**GIVEN RECORDS**

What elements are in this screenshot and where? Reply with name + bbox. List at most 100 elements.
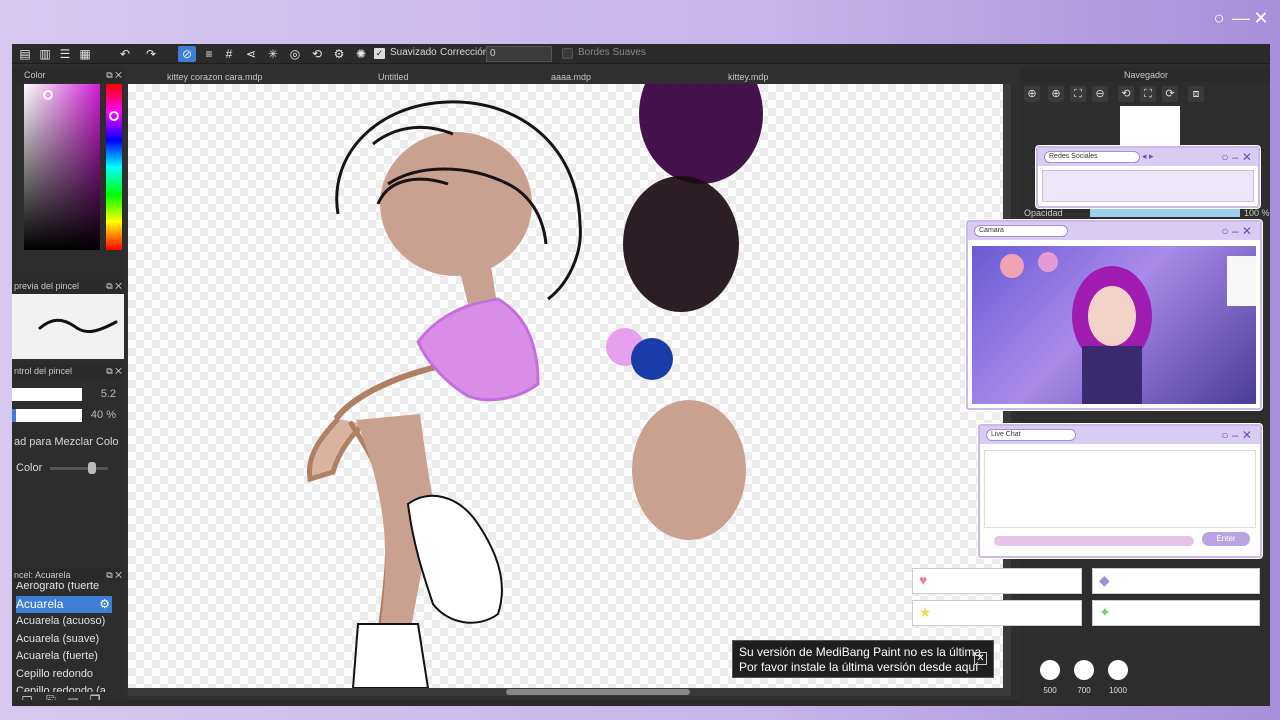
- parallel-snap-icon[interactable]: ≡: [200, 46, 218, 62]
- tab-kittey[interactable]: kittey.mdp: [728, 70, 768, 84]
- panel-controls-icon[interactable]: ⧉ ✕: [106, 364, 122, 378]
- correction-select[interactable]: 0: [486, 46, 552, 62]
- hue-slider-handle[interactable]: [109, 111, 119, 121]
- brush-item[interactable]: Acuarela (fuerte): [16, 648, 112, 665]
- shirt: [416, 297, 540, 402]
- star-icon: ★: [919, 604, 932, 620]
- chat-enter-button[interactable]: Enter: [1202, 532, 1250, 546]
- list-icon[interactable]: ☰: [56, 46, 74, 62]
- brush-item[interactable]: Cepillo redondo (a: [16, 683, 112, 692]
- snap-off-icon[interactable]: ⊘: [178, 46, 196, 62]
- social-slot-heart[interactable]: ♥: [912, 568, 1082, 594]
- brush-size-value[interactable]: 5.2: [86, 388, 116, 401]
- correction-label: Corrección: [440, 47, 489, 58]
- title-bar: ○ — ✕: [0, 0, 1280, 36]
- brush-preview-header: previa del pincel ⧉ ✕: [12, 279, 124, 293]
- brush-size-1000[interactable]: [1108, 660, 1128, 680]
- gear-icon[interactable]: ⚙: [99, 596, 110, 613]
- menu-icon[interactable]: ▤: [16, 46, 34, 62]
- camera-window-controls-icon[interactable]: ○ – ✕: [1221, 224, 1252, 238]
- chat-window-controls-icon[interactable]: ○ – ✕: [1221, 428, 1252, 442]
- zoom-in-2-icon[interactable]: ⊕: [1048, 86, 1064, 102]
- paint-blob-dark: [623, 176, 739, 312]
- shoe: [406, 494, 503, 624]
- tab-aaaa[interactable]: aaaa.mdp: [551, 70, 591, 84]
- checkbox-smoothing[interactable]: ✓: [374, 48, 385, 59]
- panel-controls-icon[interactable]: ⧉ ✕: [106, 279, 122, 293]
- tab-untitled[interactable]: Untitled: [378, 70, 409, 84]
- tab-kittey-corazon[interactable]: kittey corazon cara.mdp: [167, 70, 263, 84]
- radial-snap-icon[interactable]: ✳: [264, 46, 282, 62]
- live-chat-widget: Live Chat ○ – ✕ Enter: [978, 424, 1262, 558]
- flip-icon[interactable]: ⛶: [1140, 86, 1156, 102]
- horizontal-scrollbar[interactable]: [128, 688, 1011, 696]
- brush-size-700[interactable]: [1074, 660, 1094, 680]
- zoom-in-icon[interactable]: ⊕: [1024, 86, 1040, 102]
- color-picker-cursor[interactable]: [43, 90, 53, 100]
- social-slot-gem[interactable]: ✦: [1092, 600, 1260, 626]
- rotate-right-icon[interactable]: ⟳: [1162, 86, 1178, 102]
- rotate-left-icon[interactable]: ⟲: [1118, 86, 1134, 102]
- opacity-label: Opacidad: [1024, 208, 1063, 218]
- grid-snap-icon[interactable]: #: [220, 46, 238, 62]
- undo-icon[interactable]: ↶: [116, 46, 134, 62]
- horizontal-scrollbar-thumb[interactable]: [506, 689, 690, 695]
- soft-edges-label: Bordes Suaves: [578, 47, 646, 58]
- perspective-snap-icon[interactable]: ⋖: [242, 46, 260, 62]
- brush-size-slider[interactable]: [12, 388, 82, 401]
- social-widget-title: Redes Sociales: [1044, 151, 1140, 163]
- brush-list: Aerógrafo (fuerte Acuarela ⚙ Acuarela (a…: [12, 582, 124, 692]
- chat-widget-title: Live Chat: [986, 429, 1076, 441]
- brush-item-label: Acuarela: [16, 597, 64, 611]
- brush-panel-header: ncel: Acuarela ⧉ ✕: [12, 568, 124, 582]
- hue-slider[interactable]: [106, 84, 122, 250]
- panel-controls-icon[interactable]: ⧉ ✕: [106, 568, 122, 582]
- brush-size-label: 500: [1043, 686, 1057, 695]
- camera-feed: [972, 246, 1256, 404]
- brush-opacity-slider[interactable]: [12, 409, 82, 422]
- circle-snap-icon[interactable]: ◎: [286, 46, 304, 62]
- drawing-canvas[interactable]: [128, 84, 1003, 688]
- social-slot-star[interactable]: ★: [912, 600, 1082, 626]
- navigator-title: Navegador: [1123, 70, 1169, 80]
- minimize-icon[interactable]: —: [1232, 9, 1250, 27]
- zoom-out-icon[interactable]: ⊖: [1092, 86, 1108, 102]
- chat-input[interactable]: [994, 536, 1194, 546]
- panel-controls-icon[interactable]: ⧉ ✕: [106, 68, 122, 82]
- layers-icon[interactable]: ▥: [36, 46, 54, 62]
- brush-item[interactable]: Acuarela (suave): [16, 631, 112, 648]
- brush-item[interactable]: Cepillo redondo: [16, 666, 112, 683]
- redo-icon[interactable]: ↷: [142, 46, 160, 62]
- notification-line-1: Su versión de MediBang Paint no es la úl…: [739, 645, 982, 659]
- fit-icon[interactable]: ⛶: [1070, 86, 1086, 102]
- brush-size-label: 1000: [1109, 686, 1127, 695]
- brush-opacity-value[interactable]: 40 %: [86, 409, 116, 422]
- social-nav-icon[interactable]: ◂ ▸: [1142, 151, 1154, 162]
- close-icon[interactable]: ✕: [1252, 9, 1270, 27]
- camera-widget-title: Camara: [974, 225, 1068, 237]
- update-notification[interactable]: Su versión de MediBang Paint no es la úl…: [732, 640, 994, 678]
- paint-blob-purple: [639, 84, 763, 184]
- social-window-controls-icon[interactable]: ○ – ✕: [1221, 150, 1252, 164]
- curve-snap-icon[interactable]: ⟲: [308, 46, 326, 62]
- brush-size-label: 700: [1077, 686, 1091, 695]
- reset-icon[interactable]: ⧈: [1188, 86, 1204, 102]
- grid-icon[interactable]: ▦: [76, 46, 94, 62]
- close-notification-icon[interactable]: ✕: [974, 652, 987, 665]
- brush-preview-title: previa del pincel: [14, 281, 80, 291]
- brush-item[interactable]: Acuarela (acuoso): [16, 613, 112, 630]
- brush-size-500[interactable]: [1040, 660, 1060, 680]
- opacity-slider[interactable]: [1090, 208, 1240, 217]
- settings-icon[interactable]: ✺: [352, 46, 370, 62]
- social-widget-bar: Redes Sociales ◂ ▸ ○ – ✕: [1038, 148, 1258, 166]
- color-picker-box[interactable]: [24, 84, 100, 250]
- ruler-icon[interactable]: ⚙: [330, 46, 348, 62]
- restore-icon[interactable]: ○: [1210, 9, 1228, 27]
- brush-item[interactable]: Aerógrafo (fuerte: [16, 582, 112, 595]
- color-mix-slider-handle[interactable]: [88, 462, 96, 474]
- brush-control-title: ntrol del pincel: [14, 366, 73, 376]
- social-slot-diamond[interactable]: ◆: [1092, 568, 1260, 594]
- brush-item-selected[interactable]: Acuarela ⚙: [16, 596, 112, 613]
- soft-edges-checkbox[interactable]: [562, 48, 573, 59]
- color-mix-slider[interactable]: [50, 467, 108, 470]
--
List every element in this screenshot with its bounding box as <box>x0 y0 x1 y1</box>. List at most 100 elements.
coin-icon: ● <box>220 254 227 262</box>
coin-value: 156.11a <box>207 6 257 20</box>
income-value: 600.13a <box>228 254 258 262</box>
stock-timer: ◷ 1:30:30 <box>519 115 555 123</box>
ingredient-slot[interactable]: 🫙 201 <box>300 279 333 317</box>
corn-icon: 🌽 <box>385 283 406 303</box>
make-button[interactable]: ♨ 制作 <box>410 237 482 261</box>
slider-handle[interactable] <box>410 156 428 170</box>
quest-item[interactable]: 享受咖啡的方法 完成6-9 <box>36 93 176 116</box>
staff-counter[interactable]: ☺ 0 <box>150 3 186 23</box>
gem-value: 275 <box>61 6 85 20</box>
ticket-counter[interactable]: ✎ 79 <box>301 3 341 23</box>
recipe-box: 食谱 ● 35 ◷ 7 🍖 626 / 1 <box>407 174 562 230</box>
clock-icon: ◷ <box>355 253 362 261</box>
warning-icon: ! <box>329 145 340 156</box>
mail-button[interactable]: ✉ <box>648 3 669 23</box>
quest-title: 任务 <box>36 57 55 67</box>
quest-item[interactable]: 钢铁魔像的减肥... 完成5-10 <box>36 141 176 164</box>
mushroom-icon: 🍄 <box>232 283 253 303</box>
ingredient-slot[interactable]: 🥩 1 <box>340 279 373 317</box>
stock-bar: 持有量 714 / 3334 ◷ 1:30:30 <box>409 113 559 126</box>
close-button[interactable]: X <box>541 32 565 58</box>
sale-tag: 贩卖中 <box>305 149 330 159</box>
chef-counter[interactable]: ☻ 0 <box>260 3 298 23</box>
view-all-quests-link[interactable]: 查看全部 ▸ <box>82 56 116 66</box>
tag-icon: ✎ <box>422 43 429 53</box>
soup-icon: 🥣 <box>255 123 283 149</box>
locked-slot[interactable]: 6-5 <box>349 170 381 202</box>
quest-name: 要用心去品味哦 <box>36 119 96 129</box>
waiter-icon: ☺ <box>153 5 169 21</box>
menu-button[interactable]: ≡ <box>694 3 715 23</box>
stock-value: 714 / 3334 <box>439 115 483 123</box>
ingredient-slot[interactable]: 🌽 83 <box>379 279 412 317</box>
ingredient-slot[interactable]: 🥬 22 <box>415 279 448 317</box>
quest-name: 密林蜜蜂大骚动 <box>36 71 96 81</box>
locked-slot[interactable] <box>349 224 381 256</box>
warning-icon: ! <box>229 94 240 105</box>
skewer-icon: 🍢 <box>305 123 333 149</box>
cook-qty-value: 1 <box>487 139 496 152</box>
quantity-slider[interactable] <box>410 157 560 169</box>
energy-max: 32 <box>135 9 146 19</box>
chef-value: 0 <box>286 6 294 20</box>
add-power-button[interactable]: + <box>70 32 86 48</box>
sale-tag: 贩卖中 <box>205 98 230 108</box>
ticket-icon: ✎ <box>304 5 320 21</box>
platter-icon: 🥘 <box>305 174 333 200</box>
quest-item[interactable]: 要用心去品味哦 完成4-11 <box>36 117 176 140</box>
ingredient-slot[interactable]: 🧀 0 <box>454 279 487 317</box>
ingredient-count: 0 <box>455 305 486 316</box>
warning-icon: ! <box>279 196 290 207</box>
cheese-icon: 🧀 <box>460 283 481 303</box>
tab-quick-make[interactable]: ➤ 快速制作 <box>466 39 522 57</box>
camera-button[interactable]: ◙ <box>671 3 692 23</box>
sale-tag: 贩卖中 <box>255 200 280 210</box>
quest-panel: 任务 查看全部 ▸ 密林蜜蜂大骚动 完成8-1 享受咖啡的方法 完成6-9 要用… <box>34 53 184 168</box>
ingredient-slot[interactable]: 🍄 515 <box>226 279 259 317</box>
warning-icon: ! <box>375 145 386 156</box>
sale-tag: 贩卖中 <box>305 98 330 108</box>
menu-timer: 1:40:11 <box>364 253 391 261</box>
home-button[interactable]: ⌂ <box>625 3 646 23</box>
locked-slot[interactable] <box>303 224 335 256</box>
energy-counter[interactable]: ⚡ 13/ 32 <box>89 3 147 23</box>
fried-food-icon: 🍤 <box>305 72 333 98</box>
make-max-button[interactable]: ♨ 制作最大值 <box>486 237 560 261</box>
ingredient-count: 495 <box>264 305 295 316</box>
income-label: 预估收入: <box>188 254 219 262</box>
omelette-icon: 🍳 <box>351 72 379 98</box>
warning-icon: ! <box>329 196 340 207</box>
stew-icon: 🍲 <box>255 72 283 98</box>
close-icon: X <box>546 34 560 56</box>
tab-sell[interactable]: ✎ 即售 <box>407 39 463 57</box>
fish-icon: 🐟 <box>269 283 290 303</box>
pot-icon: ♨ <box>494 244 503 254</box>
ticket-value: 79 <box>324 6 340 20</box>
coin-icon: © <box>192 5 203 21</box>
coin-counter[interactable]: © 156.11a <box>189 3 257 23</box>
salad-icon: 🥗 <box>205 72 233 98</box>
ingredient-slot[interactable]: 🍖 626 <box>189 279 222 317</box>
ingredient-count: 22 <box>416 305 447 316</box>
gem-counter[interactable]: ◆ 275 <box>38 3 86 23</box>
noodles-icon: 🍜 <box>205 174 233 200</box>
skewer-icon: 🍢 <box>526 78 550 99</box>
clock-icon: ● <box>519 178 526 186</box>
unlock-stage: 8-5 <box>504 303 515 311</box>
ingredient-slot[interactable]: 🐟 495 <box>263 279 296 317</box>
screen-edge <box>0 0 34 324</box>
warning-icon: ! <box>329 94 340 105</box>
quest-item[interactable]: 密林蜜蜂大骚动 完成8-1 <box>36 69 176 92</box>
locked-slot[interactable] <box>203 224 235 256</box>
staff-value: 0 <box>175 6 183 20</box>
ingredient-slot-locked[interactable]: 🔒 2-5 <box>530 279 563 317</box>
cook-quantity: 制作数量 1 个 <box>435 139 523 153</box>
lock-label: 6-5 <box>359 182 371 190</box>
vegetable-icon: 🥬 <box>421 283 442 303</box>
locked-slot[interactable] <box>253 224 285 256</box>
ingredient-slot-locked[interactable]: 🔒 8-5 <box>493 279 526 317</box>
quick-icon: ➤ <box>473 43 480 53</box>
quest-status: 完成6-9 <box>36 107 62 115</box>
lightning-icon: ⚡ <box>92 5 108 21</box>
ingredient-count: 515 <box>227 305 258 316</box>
--
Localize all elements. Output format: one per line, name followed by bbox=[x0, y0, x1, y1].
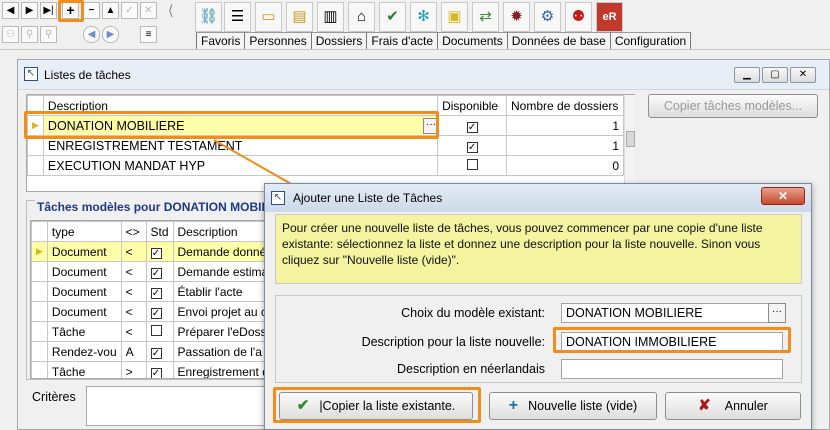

**EXERCISE OBJECTIVE**
Please write out the entries from the line that contains "What elements are" through the line that contains "- brush-size-700[interactable]: [1074, 660, 1094, 680]", including both of those lines, and leave the pictures out of the answer.

**SOLVED EXERCISE**
What elements are in this screenshot and where? Reply with name + bbox. List at most 100 elements.
- parallel-snap-icon[interactable]: ≡: [200, 46, 218, 62]
- tab-kittey[interactable]: kittey.mdp: [728, 70, 768, 84]
- panel-controls-icon[interactable]: ⧉ ✕: [106, 364, 122, 378]
- correction-select[interactable]: 0: [486, 46, 552, 62]
- hue-slider-handle[interactable]: [109, 111, 119, 121]
- brush-item[interactable]: Acuarela (fuerte): [16, 648, 112, 665]
- shirt: [416, 297, 540, 402]
- star-icon: ★: [919, 604, 932, 620]
- chat-enter-button[interactable]: Enter: [1202, 532, 1250, 546]
- list-icon[interactable]: ☰: [56, 46, 74, 62]
- brush-item[interactable]: Cepillo redondo (a: [16, 683, 112, 692]
- snap-off-icon[interactable]: ⊘: [178, 46, 196, 62]
- social-slot-heart[interactable]: ♥: [912, 568, 1082, 594]
- brush-size-value[interactable]: 5.2: [86, 388, 116, 401]
- correction-label: Corrección: [440, 47, 489, 58]
- title-bar: ○ — ✕: [0, 0, 1280, 36]
- brush-preview-header: previa del pincel ⧉ ✕: [12, 279, 124, 293]
- brush-size-1000[interactable]: [1108, 660, 1128, 680]
- gear-icon[interactable]: ⚙: [99, 596, 110, 613]
- menu-icon[interactable]: ▤: [16, 46, 34, 62]
- camera-window-controls-icon[interactable]: ○ – ✕: [1221, 224, 1252, 238]
- chat-window-controls-icon[interactable]: ○ – ✕: [1221, 428, 1252, 442]
- zoom-in-2-icon[interactable]: ⊕: [1048, 86, 1064, 102]
- paint-blob-dark: [623, 176, 739, 312]
- shoe: [406, 494, 503, 624]
- tab-aaaa[interactable]: aaaa.mdp: [551, 70, 591, 84]
- checkbox-smoothing[interactable]: ✓: [374, 48, 385, 59]
- panel-controls-icon[interactable]: ⧉ ✕: [106, 279, 122, 293]
- tab-untitled[interactable]: Untitled: [378, 70, 409, 84]
- tab-kittey-corazon[interactable]: kittey corazon cara.mdp: [167, 70, 263, 84]
- radial-snap-icon[interactable]: ✳: [264, 46, 282, 62]
- live-chat-widget: Live Chat ○ – ✕ Enter: [978, 424, 1262, 558]
- flip-icon[interactable]: ⛶: [1140, 86, 1156, 102]
- horizontal-scrollbar[interactable]: [128, 688, 1011, 696]
- brush-size-700[interactable]: [1074, 660, 1094, 680]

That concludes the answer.